___ Source data

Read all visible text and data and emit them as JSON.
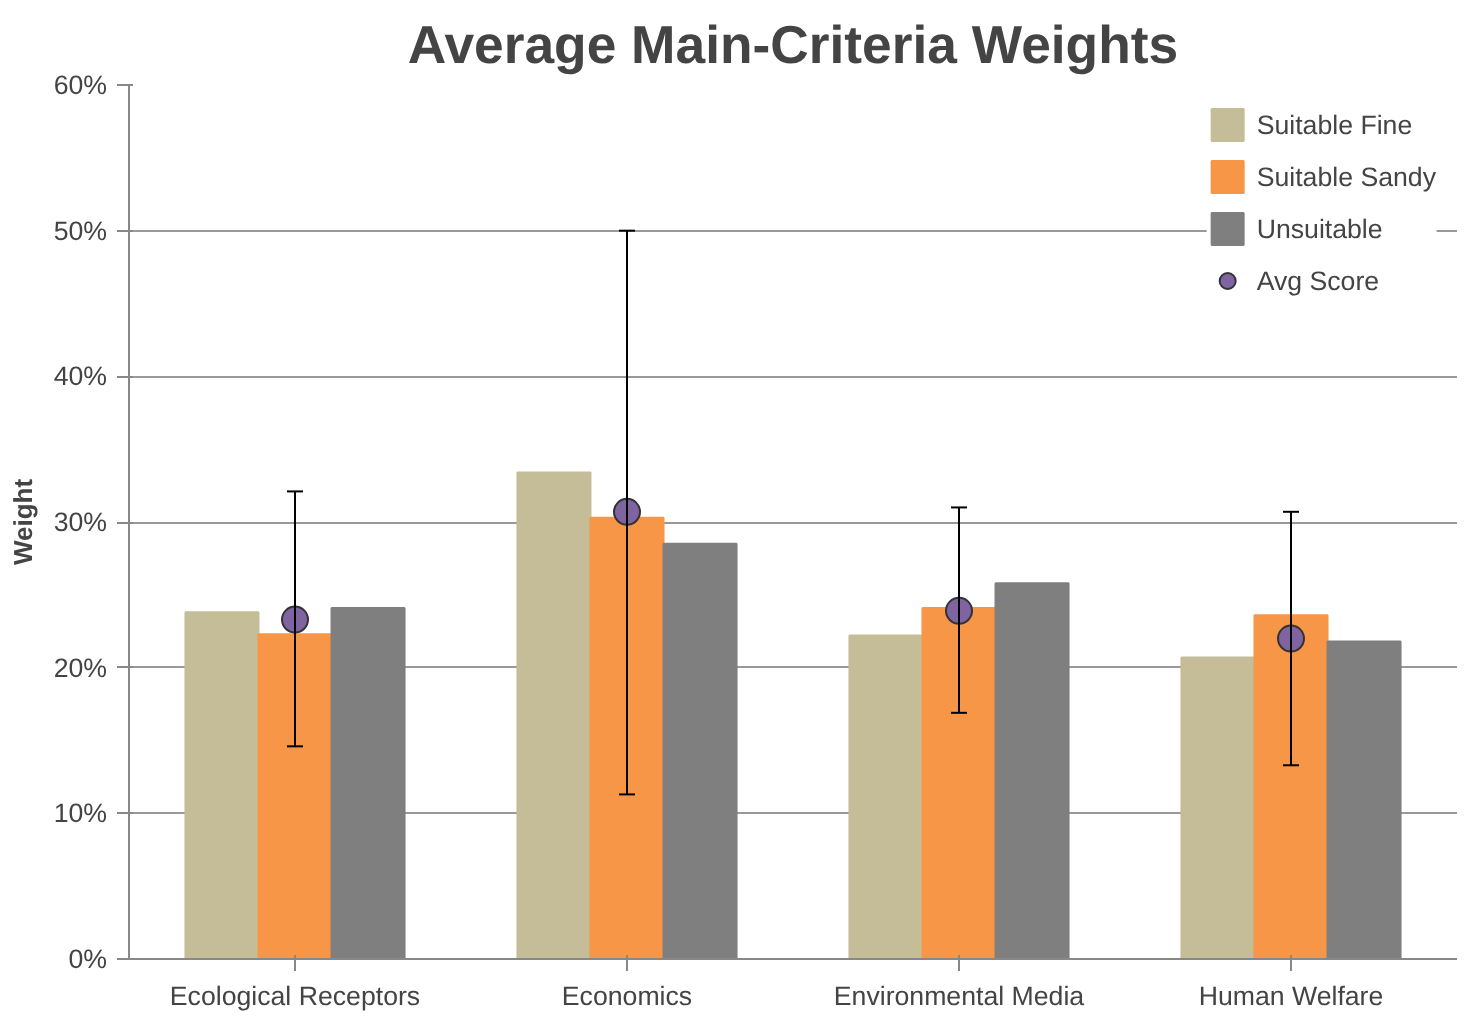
{
  "chart_data": {
    "type": "bar",
    "title": "Average Main-Criteria Weights",
    "ylabel": "Weight",
    "categories": [
      "Ecological Receptors",
      "Economics",
      "Environmental Media",
      "Human Welfare"
    ],
    "series": [
      {
        "name": "Suitable Fine",
        "color": "#c4bd97",
        "values": [
          23.8,
          33.4,
          22.2,
          20.7
        ]
      },
      {
        "name": "Suitable Sandy",
        "color": "#f79646",
        "values": [
          22.3,
          30.3,
          24.1,
          23.6
        ]
      },
      {
        "name": "Unsuitable",
        "color": "#7f7f7f",
        "values": [
          24.1,
          28.5,
          25.8,
          21.8
        ]
      },
      {
        "name": "Avg Score",
        "type": "scatter",
        "color": "#8064a2",
        "x": [
          "Ecological Receptors",
          "Economics",
          "Environmental Media",
          "Human Welfare"
        ],
        "values": [
          23.3,
          30.7,
          23.9,
          22.0
        ],
        "errors": [
          [
            14.6,
            32.1
          ],
          [
            11.3,
            50.0
          ],
          [
            16.9,
            31.0
          ],
          [
            13.3,
            30.7
          ]
        ]
      }
    ],
    "ylim": [
      0,
      60
    ],
    "yticks": [
      {
        "value": 0,
        "label": "0%"
      },
      {
        "value": 10,
        "label": "10%"
      },
      {
        "value": 20,
        "label": "20%"
      },
      {
        "value": 30,
        "label": "30%"
      },
      {
        "value": 40,
        "label": "40%"
      },
      {
        "value": 50,
        "label": "50%"
      },
      {
        "value": 60,
        "label": "60%"
      }
    ],
    "grid": "y",
    "legend": "top right",
    "marker": "circle"
  }
}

______

▸ **What to do**: Repeat the records above exactly, omitting every picture.

▸ **Result of the exercise**:
Read all visible text and data and emit them as JSON.
{
  "chart_data": {
    "type": "bar",
    "title": "Average Main-Criteria Weights",
    "ylabel": "Weight",
    "categories": [
      "Ecological Receptors",
      "Economics",
      "Environmental Media",
      "Human Welfare"
    ],
    "series": [
      {
        "name": "Suitable Fine",
        "color": "#c4bd97",
        "values": [
          23.8,
          33.4,
          22.2,
          20.7
        ]
      },
      {
        "name": "Suitable Sandy",
        "color": "#f79646",
        "values": [
          22.3,
          30.3,
          24.1,
          23.6
        ]
      },
      {
        "name": "Unsuitable",
        "color": "#7f7f7f",
        "values": [
          24.1,
          28.5,
          25.8,
          21.8
        ]
      },
      {
        "name": "Avg Score",
        "type": "scatter",
        "color": "#8064a2",
        "x": [
          "Ecological Receptors",
          "Economics",
          "Environmental Media",
          "Human Welfare"
        ],
        "values": [
          23.3,
          30.7,
          23.9,
          22.0
        ],
        "errors": [
          [
            14.6,
            32.1
          ],
          [
            11.3,
            50.0
          ],
          [
            16.9,
            31.0
          ],
          [
            13.3,
            30.7
          ]
        ]
      }
    ],
    "ylim": [
      0,
      60
    ],
    "yticks": [
      {
        "value": 0,
        "label": "0%"
      },
      {
        "value": 10,
        "label": "10%"
      },
      {
        "value": 20,
        "label": "20%"
      },
      {
        "value": 30,
        "label": "30%"
      },
      {
        "value": 40,
        "label": "40%"
      },
      {
        "value": 50,
        "label": "50%"
      },
      {
        "value": 60,
        "label": "60%"
      }
    ],
    "grid": "y",
    "legend": "top right",
    "marker": "circle"
  }
}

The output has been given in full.